Source data:
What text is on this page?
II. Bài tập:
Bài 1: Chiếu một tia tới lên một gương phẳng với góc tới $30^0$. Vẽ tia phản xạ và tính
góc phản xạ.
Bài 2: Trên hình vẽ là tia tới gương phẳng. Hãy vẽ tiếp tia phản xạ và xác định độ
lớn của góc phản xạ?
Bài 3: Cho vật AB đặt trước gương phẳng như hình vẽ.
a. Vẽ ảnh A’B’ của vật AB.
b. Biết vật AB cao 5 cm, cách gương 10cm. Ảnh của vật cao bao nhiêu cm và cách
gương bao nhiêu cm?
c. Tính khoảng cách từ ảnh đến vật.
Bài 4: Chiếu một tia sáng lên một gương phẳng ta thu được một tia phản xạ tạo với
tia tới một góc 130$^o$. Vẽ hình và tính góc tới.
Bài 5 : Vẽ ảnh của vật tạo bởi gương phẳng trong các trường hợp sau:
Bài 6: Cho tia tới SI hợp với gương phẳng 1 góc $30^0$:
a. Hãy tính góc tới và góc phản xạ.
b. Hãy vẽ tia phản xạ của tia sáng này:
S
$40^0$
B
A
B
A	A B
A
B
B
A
==
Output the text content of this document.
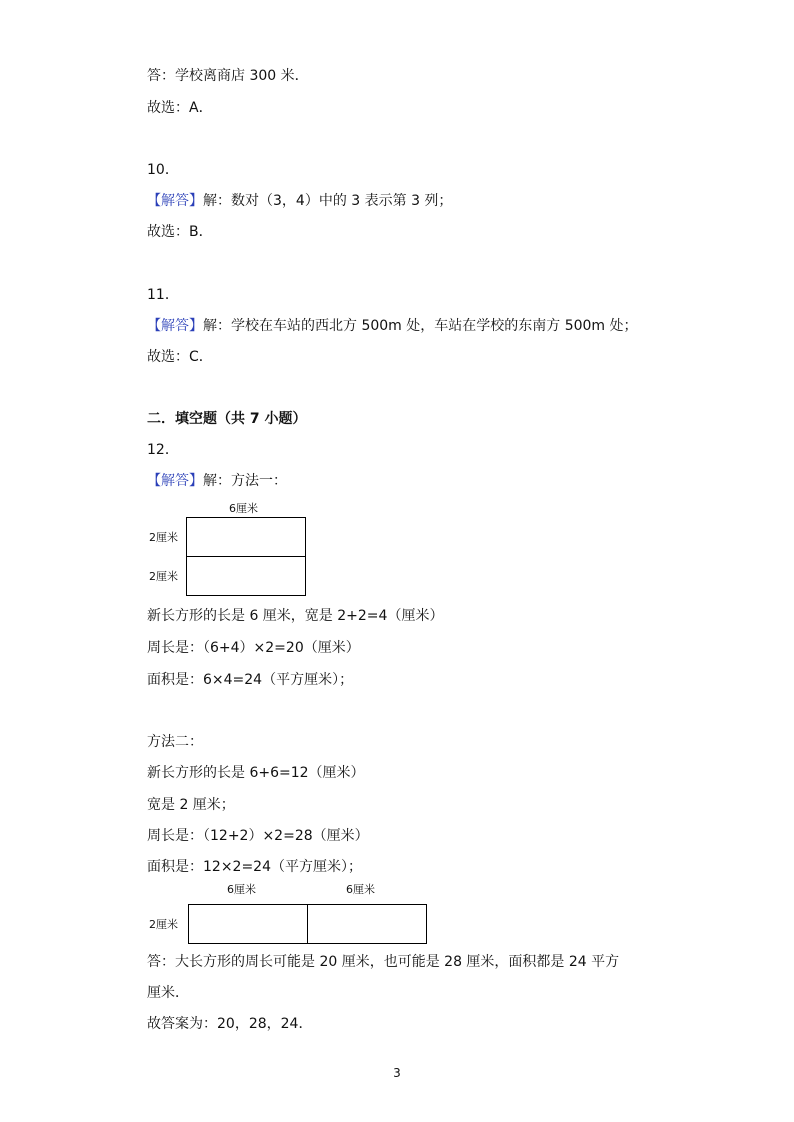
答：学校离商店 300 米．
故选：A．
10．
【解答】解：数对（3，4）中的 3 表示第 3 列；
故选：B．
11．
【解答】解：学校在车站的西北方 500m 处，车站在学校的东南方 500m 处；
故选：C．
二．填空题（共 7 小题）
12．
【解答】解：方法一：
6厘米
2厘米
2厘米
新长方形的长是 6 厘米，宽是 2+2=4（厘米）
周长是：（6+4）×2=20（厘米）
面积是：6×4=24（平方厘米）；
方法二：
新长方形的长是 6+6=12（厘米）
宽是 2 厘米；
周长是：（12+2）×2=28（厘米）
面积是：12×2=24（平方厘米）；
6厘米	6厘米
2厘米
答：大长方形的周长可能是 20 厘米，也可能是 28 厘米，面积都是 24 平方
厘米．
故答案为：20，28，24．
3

### Stated problem:
Return each line with "hình".

### Result for this task:
Bài 2: Trên hình vẽ là tia tới gương phẳng. Hãy vẽ tiếp tia phản xạ và xác định độ
Bài 3: Cho vật AB đặt trước gương phẳng như hình vẽ.
tia tới một góc 130$^o$. Vẽ hình và tính góc tới.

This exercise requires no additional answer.